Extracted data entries
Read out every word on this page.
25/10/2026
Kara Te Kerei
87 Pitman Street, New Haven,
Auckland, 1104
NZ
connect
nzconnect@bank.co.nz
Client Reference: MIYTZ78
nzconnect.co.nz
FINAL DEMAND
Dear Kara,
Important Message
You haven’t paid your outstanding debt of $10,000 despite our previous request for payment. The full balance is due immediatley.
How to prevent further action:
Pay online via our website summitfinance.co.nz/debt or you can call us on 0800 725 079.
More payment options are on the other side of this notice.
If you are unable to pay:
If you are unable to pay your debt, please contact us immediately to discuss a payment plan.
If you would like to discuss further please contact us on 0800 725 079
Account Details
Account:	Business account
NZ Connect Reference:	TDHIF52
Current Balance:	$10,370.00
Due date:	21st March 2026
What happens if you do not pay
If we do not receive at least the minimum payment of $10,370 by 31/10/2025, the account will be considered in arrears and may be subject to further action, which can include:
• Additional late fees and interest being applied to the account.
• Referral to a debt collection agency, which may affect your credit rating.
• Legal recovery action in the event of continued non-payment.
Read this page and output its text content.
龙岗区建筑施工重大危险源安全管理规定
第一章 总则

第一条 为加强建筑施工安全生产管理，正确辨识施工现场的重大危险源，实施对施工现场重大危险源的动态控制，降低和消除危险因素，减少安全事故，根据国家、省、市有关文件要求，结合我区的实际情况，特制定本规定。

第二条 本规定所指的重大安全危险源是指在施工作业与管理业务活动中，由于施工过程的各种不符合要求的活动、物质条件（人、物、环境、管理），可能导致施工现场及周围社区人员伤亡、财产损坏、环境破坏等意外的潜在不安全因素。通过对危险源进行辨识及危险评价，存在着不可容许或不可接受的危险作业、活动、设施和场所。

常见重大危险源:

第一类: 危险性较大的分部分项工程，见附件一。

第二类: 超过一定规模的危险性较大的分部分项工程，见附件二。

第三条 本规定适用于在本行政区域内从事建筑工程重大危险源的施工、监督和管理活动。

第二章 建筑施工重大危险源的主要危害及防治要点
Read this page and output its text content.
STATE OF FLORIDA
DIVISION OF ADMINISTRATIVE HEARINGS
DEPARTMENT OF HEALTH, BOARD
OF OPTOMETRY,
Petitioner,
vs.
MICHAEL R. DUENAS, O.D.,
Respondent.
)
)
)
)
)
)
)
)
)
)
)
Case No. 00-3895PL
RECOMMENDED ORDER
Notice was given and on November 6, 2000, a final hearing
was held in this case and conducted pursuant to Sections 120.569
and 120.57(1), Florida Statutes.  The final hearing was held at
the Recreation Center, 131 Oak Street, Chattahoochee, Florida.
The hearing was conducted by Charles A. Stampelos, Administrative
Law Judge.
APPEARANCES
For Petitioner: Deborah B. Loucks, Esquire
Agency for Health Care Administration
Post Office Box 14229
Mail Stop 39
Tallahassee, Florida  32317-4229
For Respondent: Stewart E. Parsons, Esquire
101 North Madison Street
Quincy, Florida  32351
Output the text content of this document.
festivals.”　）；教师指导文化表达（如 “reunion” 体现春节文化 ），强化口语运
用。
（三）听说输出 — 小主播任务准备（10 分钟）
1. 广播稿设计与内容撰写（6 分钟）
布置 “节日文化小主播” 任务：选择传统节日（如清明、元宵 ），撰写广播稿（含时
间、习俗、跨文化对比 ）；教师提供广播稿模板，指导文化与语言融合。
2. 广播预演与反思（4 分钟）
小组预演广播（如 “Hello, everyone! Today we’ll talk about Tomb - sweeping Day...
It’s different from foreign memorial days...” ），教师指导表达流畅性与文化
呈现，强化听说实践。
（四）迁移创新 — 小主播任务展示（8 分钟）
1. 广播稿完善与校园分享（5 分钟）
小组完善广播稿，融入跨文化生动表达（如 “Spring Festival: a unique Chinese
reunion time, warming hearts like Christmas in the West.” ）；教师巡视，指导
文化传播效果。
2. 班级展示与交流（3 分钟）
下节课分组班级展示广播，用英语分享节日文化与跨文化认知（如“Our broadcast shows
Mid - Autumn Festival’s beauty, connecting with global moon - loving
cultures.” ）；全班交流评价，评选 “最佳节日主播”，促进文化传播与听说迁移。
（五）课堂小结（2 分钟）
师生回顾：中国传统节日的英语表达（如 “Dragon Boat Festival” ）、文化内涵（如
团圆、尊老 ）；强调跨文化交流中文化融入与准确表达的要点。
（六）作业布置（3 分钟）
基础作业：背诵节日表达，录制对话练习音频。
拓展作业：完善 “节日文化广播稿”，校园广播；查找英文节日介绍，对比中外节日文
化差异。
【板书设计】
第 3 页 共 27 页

> _What you need to do_: Give only the number of lines in the listing above that include the string "discuss".

> _The reply_: 2